• EXERCISE DIRECTIONS: The listing must be reproduced in full, exactly as it stands.

+===+

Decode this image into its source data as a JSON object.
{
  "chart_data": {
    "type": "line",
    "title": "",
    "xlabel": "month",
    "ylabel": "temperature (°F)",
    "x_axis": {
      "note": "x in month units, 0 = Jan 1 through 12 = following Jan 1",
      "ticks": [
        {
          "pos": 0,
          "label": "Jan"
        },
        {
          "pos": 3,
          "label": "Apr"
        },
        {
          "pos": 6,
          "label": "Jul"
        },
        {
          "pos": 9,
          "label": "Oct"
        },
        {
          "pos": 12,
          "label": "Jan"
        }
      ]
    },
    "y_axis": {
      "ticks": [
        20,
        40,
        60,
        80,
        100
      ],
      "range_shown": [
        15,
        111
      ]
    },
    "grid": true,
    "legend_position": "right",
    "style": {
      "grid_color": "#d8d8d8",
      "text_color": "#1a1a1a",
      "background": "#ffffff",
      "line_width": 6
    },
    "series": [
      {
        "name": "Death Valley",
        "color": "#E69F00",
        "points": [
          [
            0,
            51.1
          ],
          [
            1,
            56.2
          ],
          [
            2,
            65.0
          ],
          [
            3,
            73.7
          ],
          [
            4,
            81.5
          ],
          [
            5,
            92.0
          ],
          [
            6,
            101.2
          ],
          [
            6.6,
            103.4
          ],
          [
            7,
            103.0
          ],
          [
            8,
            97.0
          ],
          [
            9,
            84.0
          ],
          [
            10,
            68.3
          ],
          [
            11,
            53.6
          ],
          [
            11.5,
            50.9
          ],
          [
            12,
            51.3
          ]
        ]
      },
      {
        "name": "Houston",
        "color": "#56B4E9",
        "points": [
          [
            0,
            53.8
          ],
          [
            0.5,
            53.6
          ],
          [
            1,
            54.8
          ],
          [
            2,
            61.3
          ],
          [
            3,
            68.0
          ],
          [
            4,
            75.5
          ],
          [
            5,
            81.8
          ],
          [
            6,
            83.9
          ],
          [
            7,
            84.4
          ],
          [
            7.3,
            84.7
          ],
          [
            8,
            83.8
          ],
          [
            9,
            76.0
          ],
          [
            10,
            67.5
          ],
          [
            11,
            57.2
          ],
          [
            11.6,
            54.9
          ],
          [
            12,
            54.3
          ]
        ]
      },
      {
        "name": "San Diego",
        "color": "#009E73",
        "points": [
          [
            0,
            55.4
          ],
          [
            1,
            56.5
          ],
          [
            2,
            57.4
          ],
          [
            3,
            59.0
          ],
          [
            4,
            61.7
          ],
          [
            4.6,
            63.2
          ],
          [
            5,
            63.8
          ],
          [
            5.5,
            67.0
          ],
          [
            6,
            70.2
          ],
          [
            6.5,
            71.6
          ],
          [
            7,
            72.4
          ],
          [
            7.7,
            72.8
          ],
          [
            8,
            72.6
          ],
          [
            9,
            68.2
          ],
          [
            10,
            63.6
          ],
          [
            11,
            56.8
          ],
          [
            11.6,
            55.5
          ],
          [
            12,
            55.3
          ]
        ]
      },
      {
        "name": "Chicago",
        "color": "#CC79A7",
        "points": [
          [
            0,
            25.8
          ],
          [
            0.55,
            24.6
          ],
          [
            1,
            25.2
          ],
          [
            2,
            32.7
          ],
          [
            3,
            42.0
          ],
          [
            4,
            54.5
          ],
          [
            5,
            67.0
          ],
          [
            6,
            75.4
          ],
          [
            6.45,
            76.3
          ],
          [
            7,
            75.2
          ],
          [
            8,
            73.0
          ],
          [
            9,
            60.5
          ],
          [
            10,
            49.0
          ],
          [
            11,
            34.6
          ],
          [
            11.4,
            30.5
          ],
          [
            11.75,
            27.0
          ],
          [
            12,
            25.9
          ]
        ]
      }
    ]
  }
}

+===+

• EXERCISE ANSWER:
Decode this image into its source data as a JSON object.
{
  "chart_data": {
    "type": "line",
    "title": "",
    "xlabel": "month",
    "ylabel": "temperature (°F)",
    "x_axis": {
      "note": "x in month units, 0 = Jan 1 through 12 = following Jan 1",
      "ticks": [
        {
          "pos": 0,
          "label": "Jan"
        },
        {
          "pos": 3,
          "label": "Apr"
        },
        {
          "pos": 6,
          "label": "Jul"
        },
        {
          "pos": 9,
          "label": "Oct"
        },
        {
          "pos": 12,
          "label": "Jan"
        }
      ]
    },
    "y_axis": {
      "ticks": [
        20,
        40,
        60,
        80,
        100
      ],
      "range_shown": [
        15,
        111
      ]
    },
    "grid": true,
    "legend_position": "right",
    "style": {
      "grid_color": "#d8d8d8",
      "text_color": "#1a1a1a",
      "background": "#ffffff",
      "line_width": 6
    },
    "series": [
      {
        "name": "Death Valley",
        "color": "#E69F00",
        "points": [
          [
            0,
            51.1
          ],
          [
            1,
            56.2
          ],
          [
            2,
            65.0
          ],
          [
            3,
            73.7
          ],
          [
            4,
            81.5
          ],
          [
            5,
            92.0
          ],
          [
            6,
            101.2
          ],
          [
            6.6,
            103.4
          ],
          [
            7,
            103.0
          ],
          [
            8,
            97.0
          ],
          [
            9,
            84.0
          ],
          [
            10,
            68.3
          ],
          [
            11,
            53.6
          ],
          [
            11.5,
            50.9
          ],
          [
            12,
            51.3
          ]
        ]
      },
      {
        "name": "Houston",
        "color": "#56B4E9",
        "points": [
          [
            0,
            53.8
          ],
          [
            0.5,
            53.6
          ],
          [
            1,
            54.8
          ],
          [
            2,
            61.3
          ],
          [
            3,
            68.0
          ],
          [
            4,
            75.5
          ],
          [
            5,
            81.8
          ],
          [
            6,
            83.9
          ],
          [
            7,
            84.4
          ],
          [
            7.3,
            84.7
          ],
          [
            8,
            83.8
          ],
          [
            9,
            76.0
          ],
          [
            10,
            67.5
          ],
          [
            11,
            57.2
          ],
          [
            11.6,
            54.9
          ],
          [
            12,
            54.3
          ]
        ]
      },
      {
        "name": "San Diego",
        "color": "#009E73",
        "points": [
          [
            0,
            55.4
          ],
          [
            1,
            56.5
          ],
          [
            2,
            57.4
          ],
          [
            3,
            59.0
          ],
          [
            4,
            61.7
          ],
          [
            4.6,
            63.2
          ],
          [
            5,
            63.8
          ],
          [
            5.5,
            67.0
          ],
          [
            6,
            70.2
          ],
          [
            6.5,
            71.6
          ],
          [
            7,
            72.4
          ],
          [
            7.7,
            72.8
          ],
          [
            8,
            72.6
          ],
          [
            9,
            68.2
          ],
          [
            10,
            63.6
          ],
          [
            11,
            56.8
          ],
          [
            11.6,
            55.5
          ],
          [
            12,
            55.3
          ]
        ]
      },
      {
        "name": "Chicago",
        "color": "#CC79A7",
        "points": [
          [
            0,
            25.8
          ],
          [
            0.55,
            24.6
          ],
          [
            1,
            25.2
          ],
          [
            2,
            32.7
          ],
          [
            3,
            42.0
          ],
          [
            4,
            54.5
          ],
          [
            5,
            67.0
          ],
          [
            6,
            75.4
          ],
          [
            6.45,
            76.3
          ],
          [
            7,
            75.2
          ],
          [
            8,
            73.0
          ],
          [
            9,
            60.5
          ],
          [
            10,
            49.0
          ],
          [
            11,
            34.6
          ],
          [
            11.4,
            30.5
          ],
          [
            11.75,
            27.0
          ],
          [
            12,
            25.9
          ]
        ]
      }
    ]
  }
}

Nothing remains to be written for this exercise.